Instruction: Examine the material below. Gather every line in which the string "JSON" appears.

-- begin Supplied records --

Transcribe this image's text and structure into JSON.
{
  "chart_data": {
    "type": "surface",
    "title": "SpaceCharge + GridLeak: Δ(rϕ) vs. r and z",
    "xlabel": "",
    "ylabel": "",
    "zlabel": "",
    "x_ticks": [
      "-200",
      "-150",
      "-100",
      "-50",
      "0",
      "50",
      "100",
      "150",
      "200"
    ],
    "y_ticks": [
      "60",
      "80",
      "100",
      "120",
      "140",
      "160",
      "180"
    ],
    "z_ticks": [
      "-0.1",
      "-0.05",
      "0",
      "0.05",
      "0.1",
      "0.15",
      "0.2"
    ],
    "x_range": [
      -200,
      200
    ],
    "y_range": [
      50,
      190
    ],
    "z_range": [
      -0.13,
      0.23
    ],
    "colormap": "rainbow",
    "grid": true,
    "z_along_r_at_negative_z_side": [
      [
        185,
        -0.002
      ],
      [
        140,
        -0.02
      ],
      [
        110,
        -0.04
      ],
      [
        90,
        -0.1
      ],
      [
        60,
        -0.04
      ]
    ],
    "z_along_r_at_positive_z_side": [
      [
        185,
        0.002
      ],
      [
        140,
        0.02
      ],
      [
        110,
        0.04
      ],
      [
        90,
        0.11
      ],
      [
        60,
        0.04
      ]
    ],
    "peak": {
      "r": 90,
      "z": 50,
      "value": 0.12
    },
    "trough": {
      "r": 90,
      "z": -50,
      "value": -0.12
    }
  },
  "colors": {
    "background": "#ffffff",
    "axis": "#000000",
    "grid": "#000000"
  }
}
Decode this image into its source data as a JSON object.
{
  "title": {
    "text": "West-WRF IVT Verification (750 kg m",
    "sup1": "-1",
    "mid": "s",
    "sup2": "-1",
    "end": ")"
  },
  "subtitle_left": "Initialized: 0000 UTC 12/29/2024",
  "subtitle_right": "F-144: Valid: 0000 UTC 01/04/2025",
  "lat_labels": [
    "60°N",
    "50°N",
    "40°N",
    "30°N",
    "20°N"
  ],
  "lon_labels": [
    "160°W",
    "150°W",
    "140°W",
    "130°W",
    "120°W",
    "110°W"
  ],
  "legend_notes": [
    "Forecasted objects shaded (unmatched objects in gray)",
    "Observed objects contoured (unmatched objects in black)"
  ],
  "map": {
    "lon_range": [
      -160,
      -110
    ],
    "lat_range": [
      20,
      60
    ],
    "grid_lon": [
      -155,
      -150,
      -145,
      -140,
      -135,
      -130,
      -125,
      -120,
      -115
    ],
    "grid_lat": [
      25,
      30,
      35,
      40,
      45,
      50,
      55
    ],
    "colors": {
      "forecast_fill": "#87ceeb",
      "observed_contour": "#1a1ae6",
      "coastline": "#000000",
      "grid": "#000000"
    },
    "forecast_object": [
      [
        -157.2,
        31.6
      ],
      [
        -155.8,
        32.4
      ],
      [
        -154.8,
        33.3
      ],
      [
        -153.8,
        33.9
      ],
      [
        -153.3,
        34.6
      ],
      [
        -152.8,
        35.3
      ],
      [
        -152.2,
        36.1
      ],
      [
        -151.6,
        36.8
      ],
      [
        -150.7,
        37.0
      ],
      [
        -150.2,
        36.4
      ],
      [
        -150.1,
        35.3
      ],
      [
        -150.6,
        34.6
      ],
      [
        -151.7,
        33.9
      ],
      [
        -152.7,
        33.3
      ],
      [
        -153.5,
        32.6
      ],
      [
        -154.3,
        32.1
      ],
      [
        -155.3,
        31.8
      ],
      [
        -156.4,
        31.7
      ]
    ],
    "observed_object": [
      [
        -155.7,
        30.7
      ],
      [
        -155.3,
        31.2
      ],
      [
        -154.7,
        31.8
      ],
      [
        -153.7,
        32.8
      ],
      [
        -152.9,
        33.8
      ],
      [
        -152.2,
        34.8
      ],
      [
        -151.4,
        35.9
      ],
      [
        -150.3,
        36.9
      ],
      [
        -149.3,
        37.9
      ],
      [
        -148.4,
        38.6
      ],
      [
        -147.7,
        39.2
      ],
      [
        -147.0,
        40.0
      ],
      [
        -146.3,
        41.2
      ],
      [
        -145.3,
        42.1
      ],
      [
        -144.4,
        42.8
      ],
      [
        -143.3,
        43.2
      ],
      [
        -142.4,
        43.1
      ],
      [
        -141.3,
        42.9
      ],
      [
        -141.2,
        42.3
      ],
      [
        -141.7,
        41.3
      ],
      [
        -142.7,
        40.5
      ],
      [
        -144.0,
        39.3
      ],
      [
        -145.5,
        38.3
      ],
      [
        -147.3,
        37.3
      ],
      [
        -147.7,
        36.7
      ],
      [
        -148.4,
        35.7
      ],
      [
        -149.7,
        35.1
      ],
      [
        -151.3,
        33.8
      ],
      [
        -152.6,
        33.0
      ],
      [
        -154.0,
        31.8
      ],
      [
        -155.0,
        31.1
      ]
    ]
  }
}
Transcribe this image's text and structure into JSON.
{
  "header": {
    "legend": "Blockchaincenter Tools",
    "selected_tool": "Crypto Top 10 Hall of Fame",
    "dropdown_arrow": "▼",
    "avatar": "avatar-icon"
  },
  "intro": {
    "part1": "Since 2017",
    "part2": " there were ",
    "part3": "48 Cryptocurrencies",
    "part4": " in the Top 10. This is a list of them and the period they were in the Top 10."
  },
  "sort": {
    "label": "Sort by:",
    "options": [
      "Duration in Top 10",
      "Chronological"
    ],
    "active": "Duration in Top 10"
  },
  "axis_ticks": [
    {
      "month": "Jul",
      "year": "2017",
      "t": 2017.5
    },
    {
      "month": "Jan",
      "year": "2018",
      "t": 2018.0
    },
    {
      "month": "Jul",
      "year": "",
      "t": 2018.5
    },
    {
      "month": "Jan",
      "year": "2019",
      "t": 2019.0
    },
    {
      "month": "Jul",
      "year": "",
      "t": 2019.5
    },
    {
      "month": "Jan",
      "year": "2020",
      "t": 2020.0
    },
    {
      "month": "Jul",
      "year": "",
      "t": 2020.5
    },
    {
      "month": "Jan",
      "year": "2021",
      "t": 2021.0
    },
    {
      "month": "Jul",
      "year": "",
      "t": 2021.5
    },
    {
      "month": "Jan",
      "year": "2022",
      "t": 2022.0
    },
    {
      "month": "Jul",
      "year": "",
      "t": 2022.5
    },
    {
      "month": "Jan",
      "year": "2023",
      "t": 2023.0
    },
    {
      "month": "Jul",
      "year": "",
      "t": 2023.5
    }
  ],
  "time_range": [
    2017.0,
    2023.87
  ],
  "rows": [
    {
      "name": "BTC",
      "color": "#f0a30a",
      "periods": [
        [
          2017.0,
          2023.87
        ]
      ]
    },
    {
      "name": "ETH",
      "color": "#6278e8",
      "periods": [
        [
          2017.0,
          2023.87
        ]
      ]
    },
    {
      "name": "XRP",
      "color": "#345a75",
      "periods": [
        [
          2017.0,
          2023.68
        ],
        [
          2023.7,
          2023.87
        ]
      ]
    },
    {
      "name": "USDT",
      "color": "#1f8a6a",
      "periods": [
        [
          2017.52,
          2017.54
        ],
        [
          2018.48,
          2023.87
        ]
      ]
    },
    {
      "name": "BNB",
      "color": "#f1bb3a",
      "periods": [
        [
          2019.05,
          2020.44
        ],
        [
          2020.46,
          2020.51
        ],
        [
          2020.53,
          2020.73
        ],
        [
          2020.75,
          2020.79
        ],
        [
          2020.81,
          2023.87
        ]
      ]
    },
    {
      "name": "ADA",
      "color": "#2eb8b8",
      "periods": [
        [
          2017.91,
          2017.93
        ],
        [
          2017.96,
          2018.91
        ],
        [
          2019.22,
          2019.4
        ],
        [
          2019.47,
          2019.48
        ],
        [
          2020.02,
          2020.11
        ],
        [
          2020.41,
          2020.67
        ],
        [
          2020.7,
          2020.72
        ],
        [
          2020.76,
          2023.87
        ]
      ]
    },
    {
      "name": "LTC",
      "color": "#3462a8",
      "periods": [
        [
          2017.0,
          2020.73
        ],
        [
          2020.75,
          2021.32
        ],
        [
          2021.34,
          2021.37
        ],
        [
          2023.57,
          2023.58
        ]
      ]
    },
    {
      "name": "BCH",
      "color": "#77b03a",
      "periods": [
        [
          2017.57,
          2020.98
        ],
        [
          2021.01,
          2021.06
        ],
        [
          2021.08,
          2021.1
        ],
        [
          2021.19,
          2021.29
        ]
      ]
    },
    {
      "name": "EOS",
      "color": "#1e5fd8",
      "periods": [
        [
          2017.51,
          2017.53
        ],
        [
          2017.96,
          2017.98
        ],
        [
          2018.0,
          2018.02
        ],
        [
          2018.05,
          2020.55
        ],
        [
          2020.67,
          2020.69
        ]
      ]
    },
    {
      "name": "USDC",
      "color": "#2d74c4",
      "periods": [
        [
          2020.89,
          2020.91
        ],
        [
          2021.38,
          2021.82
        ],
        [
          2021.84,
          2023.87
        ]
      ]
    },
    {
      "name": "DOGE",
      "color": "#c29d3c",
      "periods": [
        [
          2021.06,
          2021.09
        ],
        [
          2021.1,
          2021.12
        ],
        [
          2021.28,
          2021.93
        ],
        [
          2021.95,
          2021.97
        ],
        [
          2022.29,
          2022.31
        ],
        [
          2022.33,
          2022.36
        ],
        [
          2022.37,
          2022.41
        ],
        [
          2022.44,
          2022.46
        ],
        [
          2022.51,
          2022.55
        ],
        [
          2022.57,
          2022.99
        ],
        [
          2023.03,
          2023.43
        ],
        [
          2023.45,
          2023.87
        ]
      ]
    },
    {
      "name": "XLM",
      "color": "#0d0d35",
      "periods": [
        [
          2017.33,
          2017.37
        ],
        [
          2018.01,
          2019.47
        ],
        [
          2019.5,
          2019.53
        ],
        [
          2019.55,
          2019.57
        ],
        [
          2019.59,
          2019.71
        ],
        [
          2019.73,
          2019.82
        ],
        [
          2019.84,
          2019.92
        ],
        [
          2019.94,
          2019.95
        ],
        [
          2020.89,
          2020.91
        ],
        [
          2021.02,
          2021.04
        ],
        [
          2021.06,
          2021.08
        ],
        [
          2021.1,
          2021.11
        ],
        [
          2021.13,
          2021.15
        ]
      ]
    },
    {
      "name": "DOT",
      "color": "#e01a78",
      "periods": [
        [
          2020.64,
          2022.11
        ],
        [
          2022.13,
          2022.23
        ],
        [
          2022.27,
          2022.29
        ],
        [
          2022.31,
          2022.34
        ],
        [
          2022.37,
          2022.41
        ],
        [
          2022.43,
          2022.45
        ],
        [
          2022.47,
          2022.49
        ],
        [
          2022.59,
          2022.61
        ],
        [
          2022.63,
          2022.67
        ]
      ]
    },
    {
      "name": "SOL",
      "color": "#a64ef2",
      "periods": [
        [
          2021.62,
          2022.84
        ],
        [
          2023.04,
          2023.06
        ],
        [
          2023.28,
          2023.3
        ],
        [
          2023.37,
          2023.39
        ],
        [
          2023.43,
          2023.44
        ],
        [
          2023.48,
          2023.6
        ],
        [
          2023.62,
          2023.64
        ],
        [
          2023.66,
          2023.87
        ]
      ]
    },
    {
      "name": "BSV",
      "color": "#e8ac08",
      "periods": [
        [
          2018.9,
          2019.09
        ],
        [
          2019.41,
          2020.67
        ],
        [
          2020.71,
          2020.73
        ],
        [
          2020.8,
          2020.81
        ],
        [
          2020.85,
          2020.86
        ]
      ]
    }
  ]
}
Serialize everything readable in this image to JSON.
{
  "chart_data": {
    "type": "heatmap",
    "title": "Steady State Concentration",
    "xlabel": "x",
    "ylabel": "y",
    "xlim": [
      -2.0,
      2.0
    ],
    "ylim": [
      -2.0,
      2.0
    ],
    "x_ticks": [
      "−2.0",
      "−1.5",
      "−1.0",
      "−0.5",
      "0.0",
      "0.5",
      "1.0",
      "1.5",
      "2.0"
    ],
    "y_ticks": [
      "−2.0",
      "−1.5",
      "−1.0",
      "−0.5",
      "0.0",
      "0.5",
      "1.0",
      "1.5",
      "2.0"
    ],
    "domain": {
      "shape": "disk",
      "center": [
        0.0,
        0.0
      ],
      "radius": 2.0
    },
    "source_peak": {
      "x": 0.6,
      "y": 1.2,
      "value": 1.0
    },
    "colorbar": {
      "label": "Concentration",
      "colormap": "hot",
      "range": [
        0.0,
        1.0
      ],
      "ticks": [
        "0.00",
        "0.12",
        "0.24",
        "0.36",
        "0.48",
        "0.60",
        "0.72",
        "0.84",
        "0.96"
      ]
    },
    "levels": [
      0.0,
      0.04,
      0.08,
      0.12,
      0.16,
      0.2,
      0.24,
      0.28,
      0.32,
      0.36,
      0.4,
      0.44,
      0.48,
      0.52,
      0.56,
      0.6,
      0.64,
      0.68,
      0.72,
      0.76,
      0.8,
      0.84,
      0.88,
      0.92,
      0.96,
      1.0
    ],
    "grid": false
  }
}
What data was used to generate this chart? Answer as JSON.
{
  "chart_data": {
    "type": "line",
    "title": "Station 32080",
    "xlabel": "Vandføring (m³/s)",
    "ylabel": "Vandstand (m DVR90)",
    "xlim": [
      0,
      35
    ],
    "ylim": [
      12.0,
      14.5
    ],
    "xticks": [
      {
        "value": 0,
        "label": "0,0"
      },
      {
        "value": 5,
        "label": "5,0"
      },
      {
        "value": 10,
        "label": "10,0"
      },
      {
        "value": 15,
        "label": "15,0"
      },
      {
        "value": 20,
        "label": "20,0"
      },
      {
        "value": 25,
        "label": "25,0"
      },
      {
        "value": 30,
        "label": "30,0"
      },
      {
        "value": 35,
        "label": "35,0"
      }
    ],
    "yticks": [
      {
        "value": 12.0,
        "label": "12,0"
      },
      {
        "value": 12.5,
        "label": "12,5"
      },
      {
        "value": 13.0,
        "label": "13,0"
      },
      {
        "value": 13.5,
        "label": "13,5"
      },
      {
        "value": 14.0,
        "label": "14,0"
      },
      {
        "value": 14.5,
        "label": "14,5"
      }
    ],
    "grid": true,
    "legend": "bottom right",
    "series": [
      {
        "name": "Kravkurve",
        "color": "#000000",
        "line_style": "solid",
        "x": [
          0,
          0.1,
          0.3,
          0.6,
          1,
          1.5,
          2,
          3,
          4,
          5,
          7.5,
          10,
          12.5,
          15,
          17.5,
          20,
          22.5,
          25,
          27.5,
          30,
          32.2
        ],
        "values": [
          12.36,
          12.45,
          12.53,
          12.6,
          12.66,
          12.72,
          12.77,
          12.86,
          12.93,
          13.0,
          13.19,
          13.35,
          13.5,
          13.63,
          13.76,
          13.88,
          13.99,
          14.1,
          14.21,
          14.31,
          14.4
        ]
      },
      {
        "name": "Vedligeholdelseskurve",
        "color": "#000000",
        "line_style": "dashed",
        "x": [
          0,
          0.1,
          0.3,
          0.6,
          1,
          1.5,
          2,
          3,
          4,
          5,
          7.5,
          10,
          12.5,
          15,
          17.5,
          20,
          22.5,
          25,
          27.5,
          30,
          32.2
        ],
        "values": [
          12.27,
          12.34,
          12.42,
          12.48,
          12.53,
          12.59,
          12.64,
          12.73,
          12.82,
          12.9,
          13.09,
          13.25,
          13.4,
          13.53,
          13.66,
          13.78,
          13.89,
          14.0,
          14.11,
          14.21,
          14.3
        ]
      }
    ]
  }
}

-- end Supplied records --

Final answer:
Transcribe this image's text and structure into JSON.
Decode this image into its source data as a JSON object.
Transcribe this image's text and structure into JSON.
Serialize everything readable in this image to JSON.
What data was used to generate this chart? Answer as JSON.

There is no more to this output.